▶ _Work instructions_
Return every record below exactly as written, but leave out the pictures.

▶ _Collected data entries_
##########

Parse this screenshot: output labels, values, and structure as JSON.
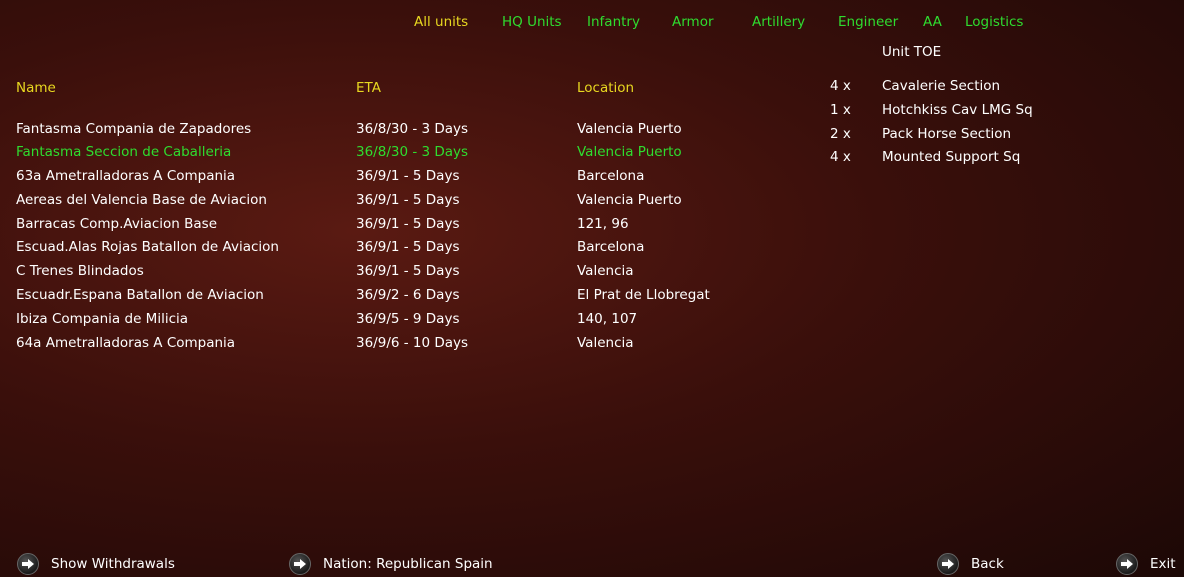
{
  "tabs": [
    {
      "label": "All units",
      "active": true
    },
    {
      "label": "HQ Units"
    },
    {
      "label": "Infantry"
    },
    {
      "label": "Armor"
    },
    {
      "label": "Artillery"
    },
    {
      "label": "Engineer"
    },
    {
      "label": "AA"
    },
    {
      "label": "Logistics"
    }
  ],
  "columns": {
    "name": "Name",
    "eta": "ETA",
    "location": "Location"
  },
  "rows": [
    {
      "name": "Fantasma Compania de Zapadores",
      "eta": "36/8/30 - 3 Days",
      "location": "Valencia Puerto"
    },
    {
      "name": "Fantasma Seccion de Caballeria",
      "eta": "36/8/30 - 3 Days",
      "location": "Valencia Puerto",
      "selected": true
    },
    {
      "name": "63a Ametralladoras A Compania",
      "eta": "36/9/1 - 5 Days",
      "location": "Barcelona"
    },
    {
      "name": "Aereas del Valencia Base de Aviacion",
      "eta": "36/9/1 - 5 Days",
      "location": "Valencia Puerto"
    },
    {
      "name": "Barracas Comp.Aviacion Base",
      "eta": "36/9/1 - 5 Days",
      "location": "121, 96"
    },
    {
      "name": "Escuad.Alas Rojas Batallon de Aviacion",
      "eta": "36/9/1 - 5 Days",
      "location": "Barcelona"
    },
    {
      "name": "C Trenes Blindados",
      "eta": "36/9/1 - 5 Days",
      "location": "Valencia"
    },
    {
      "name": "Escuadr.Espana Batallon de Aviacion",
      "eta": "36/9/2 - 6 Days",
      "location": "El Prat de Llobregat"
    },
    {
      "name": "Ibiza Compania de Milicia",
      "eta": "36/9/5 - 9 Days",
      "location": "140, 107"
    },
    {
      "name": "64a Ametralladoras A Compania",
      "eta": "36/9/6 - 10 Days",
      "location": "Valencia"
    }
  ],
  "toe": {
    "title": "Unit TOE",
    "items": [
      {
        "qty": "4 x",
        "name": "Cavalerie Section"
      },
      {
        "qty": "1 x",
        "name": "Hotchkiss Cav LMG Sq"
      },
      {
        "qty": "2 x",
        "name": "Pack Horse Section"
      },
      {
        "qty": "4 x",
        "name": "Mounted Support Sq"
      }
    ]
  },
  "buttons": {
    "show_withdrawals": "Show Withdrawals",
    "nation": "Nation: Republican Spain",
    "back": "Back",
    "exit": "Exit"
  },
  "icons": {
    "button": "arrow-right-icon"
  },
  "colors": {
    "active_tab": "#e8d820",
    "tab": "#2fdc2f",
    "header": "#e8d820",
    "selected_row": "#2fdc2f",
    "text": "#ffffff"
  }
}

##########

▶ _Result of the exercise_
Parse this screenshot: output labels, values, and structure as JSON.
{
  "tabs": [
    {
      "label": "All units",
      "active": true
    },
    {
      "label": "HQ Units"
    },
    {
      "label": "Infantry"
    },
    {
      "label": "Armor"
    },
    {
      "label": "Artillery"
    },
    {
      "label": "Engineer"
    },
    {
      "label": "AA"
    },
    {
      "label": "Logistics"
    }
  ],
  "columns": {
    "name": "Name",
    "eta": "ETA",
    "location": "Location"
  },
  "rows": [
    {
      "name": "Fantasma Compania de Zapadores",
      "eta": "36/8/30 - 3 Days",
      "location": "Valencia Puerto"
    },
    {
      "name": "Fantasma Seccion de Caballeria",
      "eta": "36/8/30 - 3 Days",
      "location": "Valencia Puerto",
      "selected": true
    },
    {
      "name": "63a Ametralladoras A Compania",
      "eta": "36/9/1 - 5 Days",
      "location": "Barcelona"
    },
    {
      "name": "Aereas del Valencia Base de Aviacion",
      "eta": "36/9/1 - 5 Days",
      "location": "Valencia Puerto"
    },
    {
      "name": "Barracas Comp.Aviacion Base",
      "eta": "36/9/1 - 5 Days",
      "location": "121, 96"
    },
    {
      "name": "Escuad.Alas Rojas Batallon de Aviacion",
      "eta": "36/9/1 - 5 Days",
      "location": "Barcelona"
    },
    {
      "name": "C Trenes Blindados",
      "eta": "36/9/1 - 5 Days",
      "location": "Valencia"
    },
    {
      "name": "Escuadr.Espana Batallon de Aviacion",
      "eta": "36/9/2 - 6 Days",
      "location": "El Prat de Llobregat"
    },
    {
      "name": "Ibiza Compania de Milicia",
      "eta": "36/9/5 - 9 Days",
      "location": "140, 107"
    },
    {
      "name": "64a Ametralladoras A Compania",
      "eta": "36/9/6 - 10 Days",
      "location": "Valencia"
    }
  ],
  "toe": {
    "title": "Unit TOE",
    "items": [
      {
        "qty": "4 x",
        "name": "Cavalerie Section"
      },
      {
        "qty": "1 x",
        "name": "Hotchkiss Cav LMG Sq"
      },
      {
        "qty": "2 x",
        "name": "Pack Horse Section"
      },
      {
        "qty": "4 x",
        "name": "Mounted Support Sq"
      }
    ]
  },
  "buttons": {
    "show_withdrawals": "Show Withdrawals",
    "nation": "Nation: Republican Spain",
    "back": "Back",
    "exit": "Exit"
  },
  "icons": {
    "button": "arrow-right-icon"
  },
  "colors": {
    "active_tab": "#e8d820",
    "tab": "#2fdc2f",
    "header": "#e8d820",
    "selected_row": "#2fdc2f",
    "text": "#ffffff"
  }
}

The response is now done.